Short problem
Among the entries below, count the lines that contain the word "ماراتن". Write down only the total.

Dataset excerpts

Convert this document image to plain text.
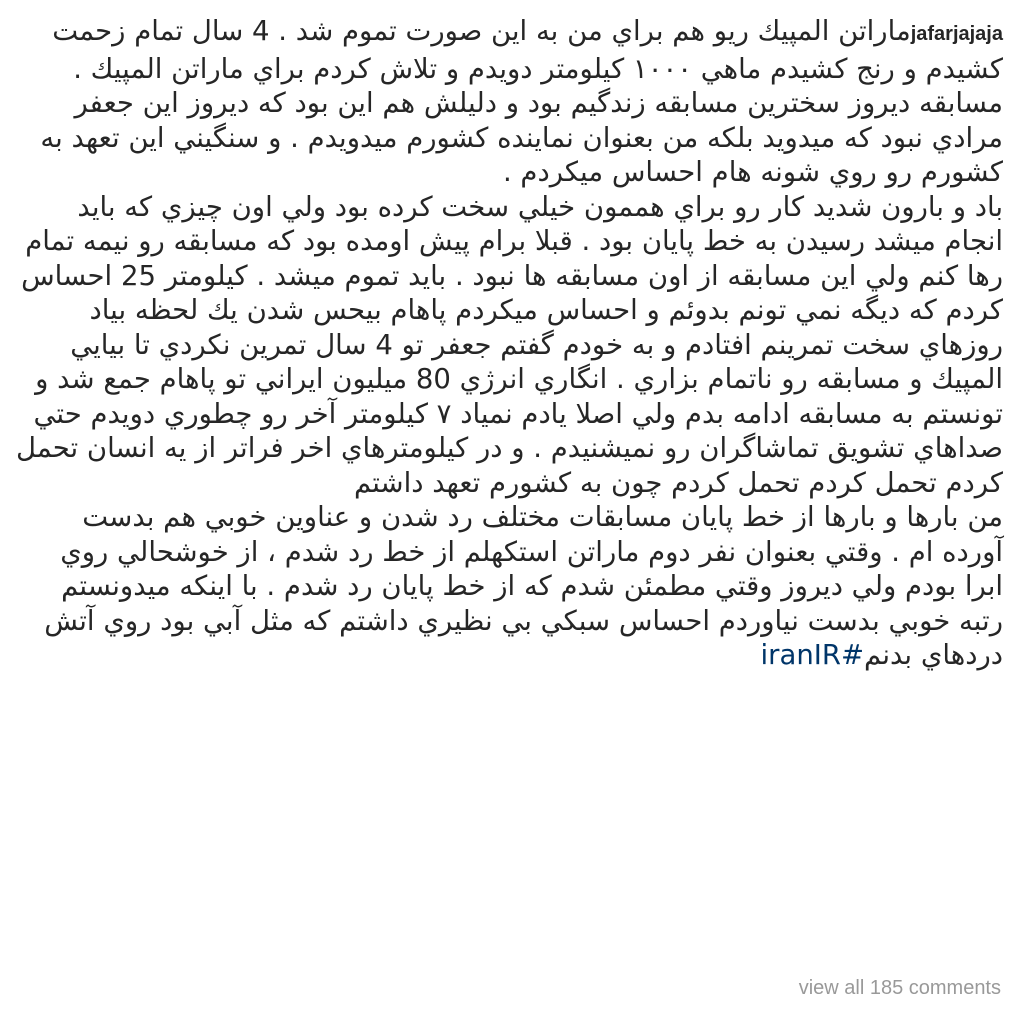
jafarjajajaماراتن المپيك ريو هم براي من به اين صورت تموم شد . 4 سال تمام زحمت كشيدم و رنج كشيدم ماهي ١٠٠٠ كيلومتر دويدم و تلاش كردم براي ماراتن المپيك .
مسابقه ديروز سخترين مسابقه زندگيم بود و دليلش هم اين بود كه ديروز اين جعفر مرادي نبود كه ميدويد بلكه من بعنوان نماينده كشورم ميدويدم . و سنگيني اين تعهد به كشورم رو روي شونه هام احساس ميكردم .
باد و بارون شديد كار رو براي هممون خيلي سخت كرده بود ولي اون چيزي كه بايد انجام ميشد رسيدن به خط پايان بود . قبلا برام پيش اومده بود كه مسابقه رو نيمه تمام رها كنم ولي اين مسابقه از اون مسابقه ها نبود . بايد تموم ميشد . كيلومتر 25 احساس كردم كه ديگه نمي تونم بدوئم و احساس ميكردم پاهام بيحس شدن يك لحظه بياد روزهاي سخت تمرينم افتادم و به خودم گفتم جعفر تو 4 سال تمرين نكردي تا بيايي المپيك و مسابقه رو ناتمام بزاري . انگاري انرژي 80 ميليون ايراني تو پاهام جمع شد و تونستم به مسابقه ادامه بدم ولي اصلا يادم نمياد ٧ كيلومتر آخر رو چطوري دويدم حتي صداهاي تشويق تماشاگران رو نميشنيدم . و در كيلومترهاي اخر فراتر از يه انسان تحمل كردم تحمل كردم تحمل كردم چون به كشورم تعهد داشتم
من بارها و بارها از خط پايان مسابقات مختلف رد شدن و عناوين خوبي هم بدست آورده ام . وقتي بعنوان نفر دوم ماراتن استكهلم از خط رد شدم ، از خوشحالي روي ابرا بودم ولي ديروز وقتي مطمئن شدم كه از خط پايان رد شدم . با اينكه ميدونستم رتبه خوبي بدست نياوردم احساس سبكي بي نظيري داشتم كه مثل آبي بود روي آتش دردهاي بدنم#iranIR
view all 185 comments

Answer for the task
2